**Problem details:** Find every line in the records below that holds the word "Crest", and copy it out.

Figure record extracts:
+++

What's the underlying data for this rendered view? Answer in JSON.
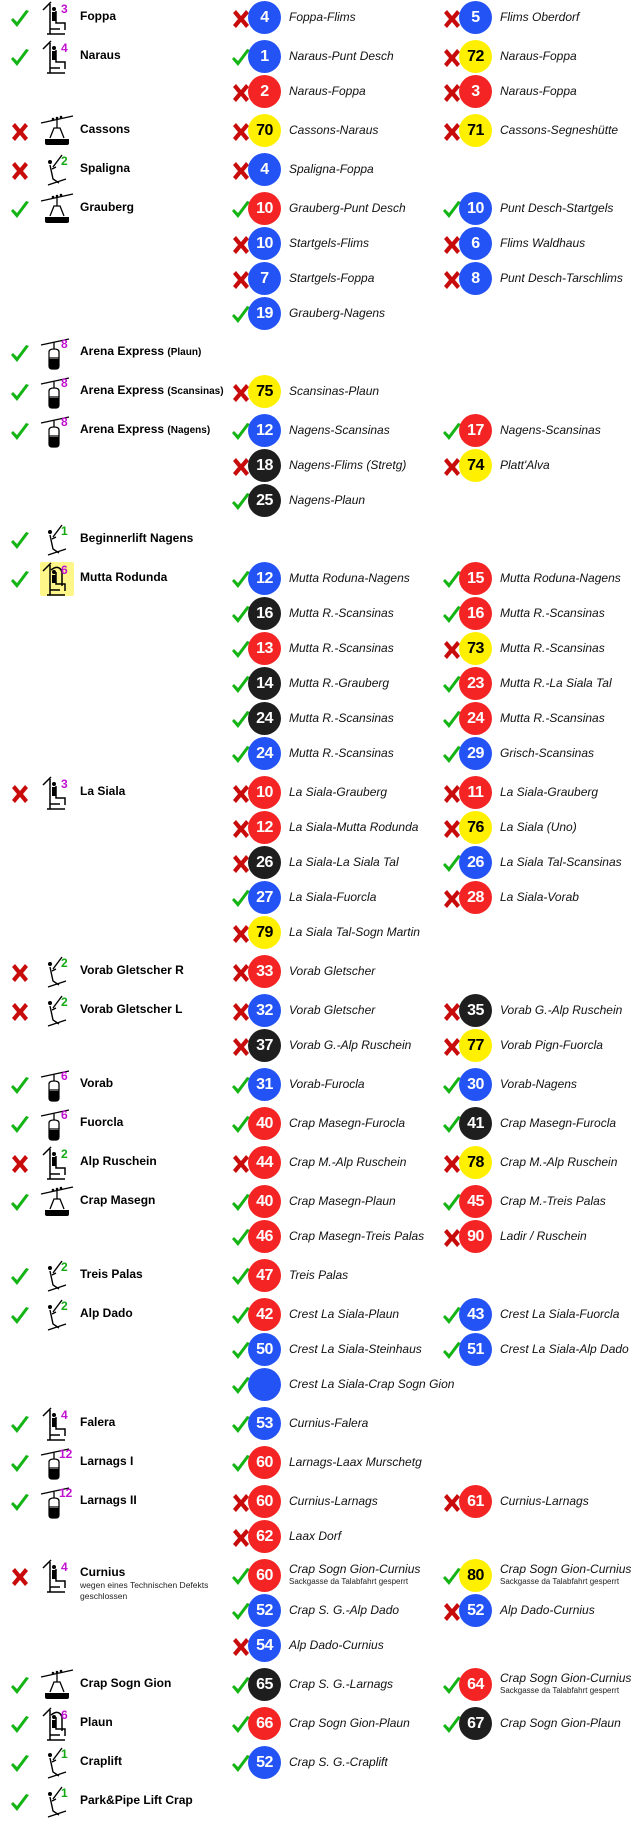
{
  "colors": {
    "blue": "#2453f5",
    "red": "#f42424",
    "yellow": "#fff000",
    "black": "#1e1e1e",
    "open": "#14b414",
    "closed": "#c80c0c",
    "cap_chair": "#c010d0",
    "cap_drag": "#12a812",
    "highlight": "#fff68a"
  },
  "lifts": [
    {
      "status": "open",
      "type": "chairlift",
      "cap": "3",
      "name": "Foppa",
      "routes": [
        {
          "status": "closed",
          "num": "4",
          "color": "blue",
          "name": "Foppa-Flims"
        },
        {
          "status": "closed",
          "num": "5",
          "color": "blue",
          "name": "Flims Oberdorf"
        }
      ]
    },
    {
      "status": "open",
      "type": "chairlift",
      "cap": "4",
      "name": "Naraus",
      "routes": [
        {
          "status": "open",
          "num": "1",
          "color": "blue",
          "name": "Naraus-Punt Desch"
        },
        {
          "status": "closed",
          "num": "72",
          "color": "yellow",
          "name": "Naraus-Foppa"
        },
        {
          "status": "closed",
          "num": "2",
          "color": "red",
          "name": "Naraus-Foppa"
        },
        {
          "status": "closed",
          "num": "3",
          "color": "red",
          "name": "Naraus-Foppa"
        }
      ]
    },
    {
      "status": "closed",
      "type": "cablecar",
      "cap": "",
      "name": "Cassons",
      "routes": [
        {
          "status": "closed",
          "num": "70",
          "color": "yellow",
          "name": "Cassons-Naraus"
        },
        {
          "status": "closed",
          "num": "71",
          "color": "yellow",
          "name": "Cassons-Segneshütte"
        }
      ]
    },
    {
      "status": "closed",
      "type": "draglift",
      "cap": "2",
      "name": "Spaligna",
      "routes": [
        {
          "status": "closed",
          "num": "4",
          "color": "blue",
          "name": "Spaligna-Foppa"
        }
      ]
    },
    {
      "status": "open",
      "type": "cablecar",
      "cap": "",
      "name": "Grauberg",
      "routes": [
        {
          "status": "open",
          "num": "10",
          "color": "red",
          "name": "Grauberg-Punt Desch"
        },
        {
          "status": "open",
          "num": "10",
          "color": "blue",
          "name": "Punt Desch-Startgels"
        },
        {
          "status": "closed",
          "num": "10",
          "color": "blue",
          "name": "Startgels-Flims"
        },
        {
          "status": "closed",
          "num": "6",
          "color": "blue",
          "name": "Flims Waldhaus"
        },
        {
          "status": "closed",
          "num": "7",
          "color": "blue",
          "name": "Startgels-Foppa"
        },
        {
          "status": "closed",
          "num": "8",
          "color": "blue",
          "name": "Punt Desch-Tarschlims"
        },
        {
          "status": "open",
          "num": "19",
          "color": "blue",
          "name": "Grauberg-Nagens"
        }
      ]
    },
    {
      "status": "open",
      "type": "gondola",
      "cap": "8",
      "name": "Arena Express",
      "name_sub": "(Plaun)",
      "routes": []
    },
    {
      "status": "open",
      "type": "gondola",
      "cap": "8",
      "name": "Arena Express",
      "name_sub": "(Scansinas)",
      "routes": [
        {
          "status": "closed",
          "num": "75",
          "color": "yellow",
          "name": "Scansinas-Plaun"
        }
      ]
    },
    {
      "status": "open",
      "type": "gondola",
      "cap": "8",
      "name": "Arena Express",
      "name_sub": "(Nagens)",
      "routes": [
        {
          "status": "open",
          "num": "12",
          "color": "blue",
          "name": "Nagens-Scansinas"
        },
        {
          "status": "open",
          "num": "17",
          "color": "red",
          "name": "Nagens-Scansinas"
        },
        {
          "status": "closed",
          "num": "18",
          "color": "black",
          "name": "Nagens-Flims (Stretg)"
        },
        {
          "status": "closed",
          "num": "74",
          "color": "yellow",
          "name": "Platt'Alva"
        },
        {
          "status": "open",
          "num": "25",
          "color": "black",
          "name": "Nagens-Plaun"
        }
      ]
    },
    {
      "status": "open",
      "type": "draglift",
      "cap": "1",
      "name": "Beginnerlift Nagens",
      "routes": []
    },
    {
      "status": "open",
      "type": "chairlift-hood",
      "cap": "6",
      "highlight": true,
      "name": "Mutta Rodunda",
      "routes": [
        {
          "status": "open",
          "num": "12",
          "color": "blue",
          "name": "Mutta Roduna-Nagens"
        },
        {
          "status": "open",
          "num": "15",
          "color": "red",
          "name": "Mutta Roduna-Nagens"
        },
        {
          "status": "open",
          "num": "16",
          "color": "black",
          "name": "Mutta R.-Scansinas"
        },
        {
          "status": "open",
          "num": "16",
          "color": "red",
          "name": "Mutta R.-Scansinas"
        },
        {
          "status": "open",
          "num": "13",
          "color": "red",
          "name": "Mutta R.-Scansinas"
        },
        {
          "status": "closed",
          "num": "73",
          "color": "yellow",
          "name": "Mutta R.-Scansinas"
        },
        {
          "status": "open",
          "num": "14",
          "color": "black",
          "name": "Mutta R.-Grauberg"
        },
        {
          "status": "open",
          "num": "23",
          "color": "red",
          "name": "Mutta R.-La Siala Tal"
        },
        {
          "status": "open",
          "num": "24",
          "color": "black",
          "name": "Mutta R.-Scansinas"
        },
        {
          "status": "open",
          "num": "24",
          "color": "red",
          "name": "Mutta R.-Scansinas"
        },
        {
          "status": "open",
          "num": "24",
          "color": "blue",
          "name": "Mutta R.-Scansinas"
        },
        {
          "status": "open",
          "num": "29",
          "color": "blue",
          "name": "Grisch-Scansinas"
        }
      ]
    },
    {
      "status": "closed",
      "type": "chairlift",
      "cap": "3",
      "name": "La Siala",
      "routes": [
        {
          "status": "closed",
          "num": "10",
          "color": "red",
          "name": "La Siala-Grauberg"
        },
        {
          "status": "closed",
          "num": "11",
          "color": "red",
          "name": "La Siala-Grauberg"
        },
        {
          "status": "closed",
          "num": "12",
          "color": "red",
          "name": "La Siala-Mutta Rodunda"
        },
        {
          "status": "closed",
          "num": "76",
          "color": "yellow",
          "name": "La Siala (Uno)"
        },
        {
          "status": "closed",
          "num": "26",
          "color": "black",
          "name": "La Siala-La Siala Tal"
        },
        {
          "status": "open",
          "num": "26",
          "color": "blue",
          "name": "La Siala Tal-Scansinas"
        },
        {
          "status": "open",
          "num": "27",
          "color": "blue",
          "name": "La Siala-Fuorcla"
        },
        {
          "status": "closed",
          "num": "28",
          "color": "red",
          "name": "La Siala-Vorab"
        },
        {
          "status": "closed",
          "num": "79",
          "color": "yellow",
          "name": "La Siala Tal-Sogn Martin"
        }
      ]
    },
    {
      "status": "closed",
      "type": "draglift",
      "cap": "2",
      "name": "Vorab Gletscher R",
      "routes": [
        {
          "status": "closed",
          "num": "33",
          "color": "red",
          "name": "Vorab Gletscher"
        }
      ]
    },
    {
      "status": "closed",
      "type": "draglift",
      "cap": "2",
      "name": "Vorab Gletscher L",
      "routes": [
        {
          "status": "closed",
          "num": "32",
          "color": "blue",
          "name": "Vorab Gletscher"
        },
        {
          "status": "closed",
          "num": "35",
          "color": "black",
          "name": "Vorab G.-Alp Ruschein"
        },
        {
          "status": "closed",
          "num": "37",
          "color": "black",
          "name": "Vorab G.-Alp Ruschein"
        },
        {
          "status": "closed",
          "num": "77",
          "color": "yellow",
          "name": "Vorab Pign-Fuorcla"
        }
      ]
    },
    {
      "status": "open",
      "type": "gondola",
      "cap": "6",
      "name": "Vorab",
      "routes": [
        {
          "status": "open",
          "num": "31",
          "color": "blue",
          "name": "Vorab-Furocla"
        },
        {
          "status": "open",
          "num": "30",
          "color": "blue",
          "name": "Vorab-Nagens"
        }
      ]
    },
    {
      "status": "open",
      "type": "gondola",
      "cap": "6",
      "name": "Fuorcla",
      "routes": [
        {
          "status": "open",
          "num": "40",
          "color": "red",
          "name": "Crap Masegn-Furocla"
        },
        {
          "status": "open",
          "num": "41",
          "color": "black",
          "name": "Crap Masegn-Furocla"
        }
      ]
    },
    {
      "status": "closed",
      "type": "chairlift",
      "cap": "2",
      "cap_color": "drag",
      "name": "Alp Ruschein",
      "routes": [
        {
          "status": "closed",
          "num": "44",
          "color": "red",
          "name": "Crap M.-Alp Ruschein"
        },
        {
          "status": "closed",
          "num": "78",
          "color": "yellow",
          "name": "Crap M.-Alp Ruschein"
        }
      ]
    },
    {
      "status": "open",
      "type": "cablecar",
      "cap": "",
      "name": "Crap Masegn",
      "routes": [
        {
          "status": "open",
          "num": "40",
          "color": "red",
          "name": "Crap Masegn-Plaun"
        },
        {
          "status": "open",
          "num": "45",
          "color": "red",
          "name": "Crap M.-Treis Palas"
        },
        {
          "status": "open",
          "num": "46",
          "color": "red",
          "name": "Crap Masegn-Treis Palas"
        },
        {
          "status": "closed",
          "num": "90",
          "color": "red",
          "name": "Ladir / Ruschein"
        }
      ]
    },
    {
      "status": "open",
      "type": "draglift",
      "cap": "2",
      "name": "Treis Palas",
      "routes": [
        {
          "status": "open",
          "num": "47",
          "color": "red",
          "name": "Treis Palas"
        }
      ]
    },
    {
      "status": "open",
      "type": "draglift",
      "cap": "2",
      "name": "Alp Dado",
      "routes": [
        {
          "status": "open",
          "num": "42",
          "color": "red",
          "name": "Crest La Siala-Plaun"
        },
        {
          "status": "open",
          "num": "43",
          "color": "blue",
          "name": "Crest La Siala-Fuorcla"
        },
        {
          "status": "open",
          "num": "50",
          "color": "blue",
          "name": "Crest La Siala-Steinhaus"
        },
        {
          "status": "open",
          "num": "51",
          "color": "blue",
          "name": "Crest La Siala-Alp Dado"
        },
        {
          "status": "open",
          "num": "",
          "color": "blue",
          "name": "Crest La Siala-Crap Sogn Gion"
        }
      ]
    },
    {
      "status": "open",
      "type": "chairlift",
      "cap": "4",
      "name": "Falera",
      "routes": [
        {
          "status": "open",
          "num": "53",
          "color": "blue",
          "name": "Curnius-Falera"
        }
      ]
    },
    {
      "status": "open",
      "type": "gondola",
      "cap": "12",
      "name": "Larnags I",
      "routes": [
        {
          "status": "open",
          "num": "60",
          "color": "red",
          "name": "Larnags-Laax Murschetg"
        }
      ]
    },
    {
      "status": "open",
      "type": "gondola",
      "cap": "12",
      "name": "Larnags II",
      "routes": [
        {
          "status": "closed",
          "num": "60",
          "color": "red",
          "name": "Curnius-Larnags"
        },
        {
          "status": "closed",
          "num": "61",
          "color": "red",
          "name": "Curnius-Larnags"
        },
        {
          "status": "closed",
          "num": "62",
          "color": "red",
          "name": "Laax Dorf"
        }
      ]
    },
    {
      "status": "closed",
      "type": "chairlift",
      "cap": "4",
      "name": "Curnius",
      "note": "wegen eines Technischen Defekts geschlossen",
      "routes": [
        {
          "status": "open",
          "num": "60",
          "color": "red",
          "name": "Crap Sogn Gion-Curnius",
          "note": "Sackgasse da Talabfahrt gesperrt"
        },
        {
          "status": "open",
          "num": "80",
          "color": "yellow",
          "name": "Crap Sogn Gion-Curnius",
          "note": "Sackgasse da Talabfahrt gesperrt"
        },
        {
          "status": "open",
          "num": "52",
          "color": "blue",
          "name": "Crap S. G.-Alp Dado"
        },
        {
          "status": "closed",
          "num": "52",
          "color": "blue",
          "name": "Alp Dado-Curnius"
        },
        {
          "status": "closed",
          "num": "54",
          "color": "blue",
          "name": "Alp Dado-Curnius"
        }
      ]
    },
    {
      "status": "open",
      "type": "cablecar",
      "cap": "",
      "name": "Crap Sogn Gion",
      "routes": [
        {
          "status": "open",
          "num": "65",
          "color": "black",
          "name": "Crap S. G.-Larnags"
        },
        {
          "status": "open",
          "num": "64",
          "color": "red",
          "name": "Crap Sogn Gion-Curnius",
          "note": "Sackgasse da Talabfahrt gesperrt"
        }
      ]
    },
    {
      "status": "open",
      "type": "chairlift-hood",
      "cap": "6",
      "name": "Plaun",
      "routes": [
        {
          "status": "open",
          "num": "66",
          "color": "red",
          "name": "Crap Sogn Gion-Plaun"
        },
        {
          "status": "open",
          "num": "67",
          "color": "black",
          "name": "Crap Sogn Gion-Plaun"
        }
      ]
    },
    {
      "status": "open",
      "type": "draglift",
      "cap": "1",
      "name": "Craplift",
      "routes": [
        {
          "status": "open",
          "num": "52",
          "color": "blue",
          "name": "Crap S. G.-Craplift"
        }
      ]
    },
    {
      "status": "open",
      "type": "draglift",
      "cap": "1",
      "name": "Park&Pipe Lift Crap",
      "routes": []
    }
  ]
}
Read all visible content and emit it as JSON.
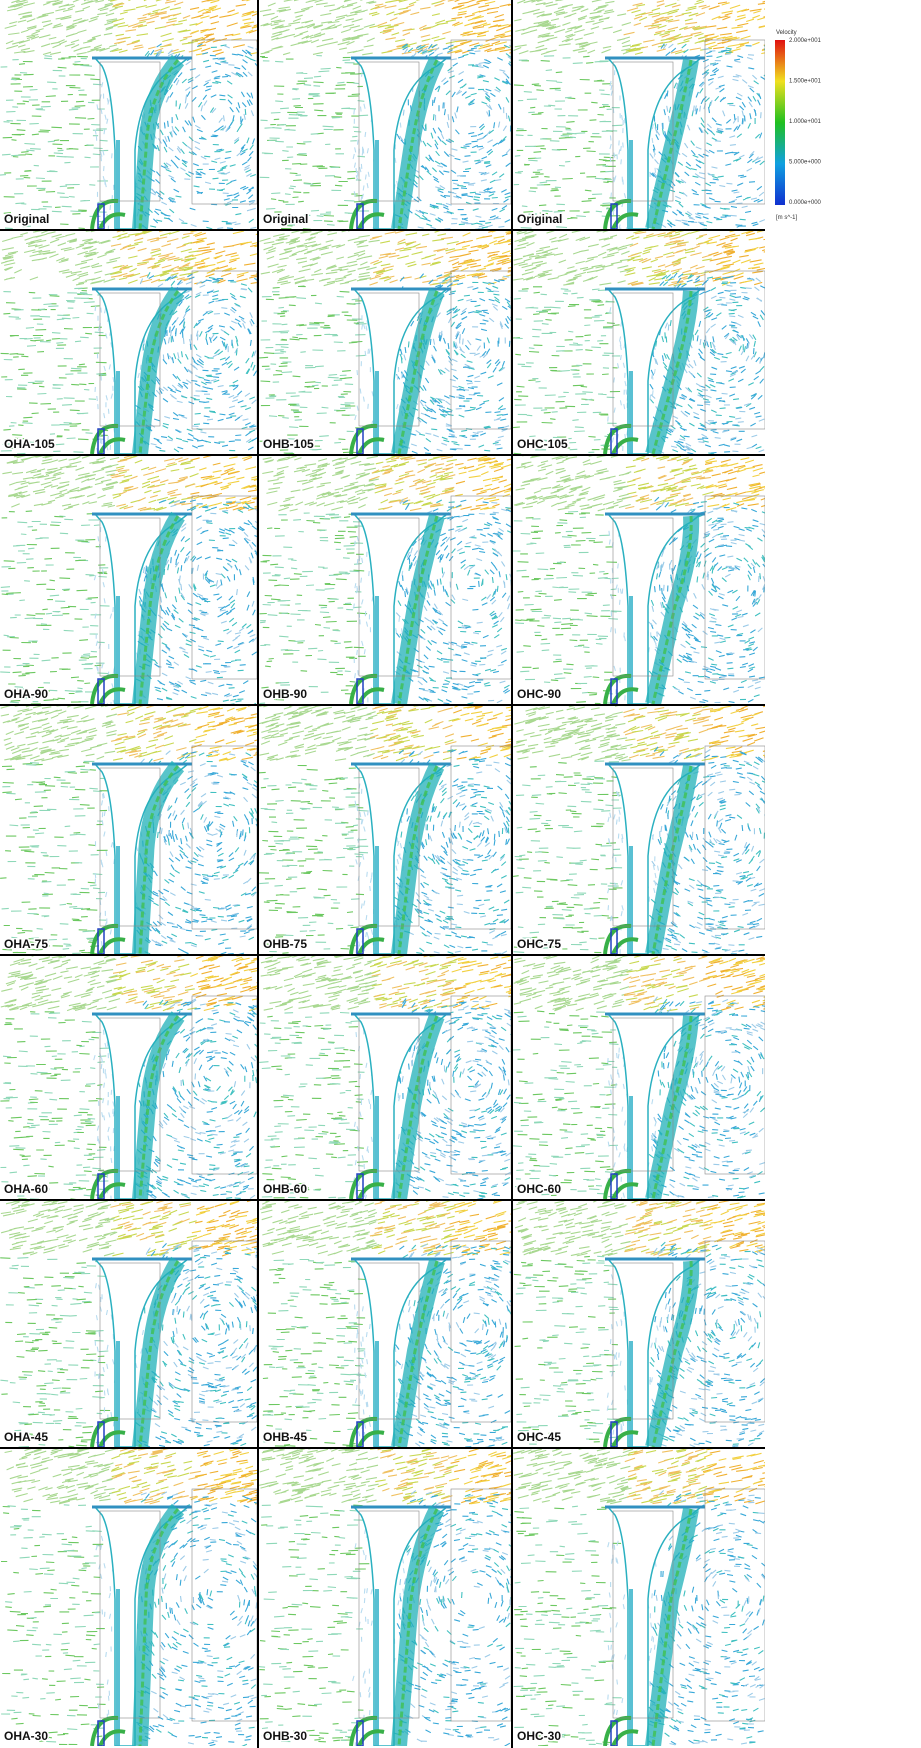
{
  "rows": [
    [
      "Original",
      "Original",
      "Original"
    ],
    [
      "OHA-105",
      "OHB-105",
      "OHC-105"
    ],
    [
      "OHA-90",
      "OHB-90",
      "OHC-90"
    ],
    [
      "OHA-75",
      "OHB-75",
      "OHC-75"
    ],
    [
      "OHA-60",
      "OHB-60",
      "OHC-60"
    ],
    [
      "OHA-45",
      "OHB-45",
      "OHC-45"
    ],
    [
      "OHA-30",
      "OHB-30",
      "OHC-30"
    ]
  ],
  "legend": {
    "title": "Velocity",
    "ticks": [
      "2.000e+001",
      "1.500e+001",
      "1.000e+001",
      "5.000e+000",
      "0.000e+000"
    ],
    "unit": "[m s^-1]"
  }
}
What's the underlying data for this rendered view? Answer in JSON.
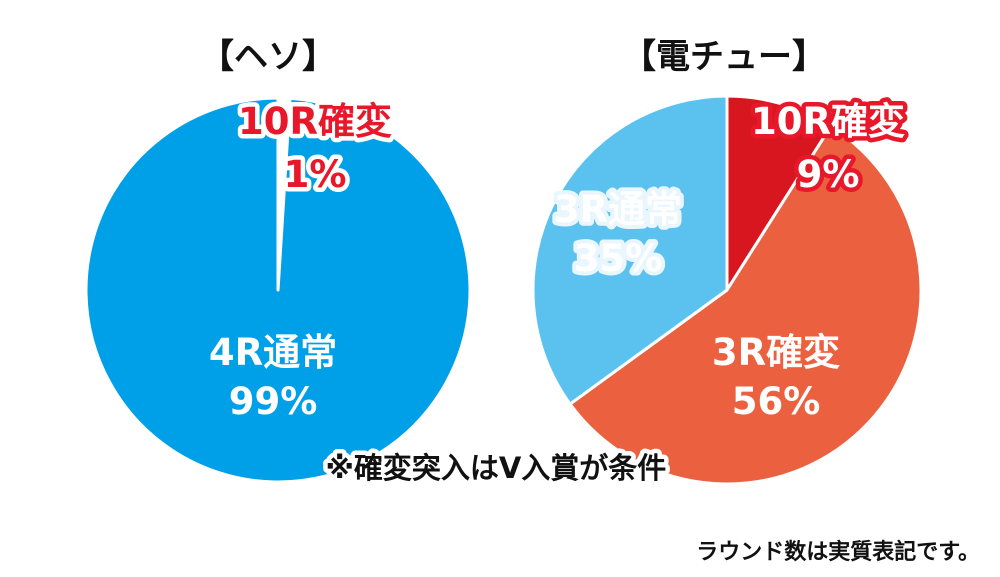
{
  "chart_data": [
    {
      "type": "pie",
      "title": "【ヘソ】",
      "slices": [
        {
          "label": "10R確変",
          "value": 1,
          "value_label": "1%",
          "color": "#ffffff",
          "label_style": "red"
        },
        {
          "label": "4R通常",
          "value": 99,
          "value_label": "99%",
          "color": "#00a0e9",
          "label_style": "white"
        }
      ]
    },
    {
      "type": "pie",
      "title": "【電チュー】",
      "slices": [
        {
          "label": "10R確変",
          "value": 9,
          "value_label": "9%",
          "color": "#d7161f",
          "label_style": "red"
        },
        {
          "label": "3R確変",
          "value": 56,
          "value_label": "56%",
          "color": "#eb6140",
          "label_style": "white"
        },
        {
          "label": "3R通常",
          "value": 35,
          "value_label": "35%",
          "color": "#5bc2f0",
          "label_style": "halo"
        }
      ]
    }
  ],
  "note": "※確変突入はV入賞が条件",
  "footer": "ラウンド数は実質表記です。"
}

+++

**Written response:**
          "name": "Crest La Siala-Plaun"
          "name": "Crest La Siala-Fuorcla"
          "name": "Crest La Siala-Steinhaus"
          "name": "Crest La Siala-Alp Dado"
          "name": "Crest La Siala-Crap Sogn Gion"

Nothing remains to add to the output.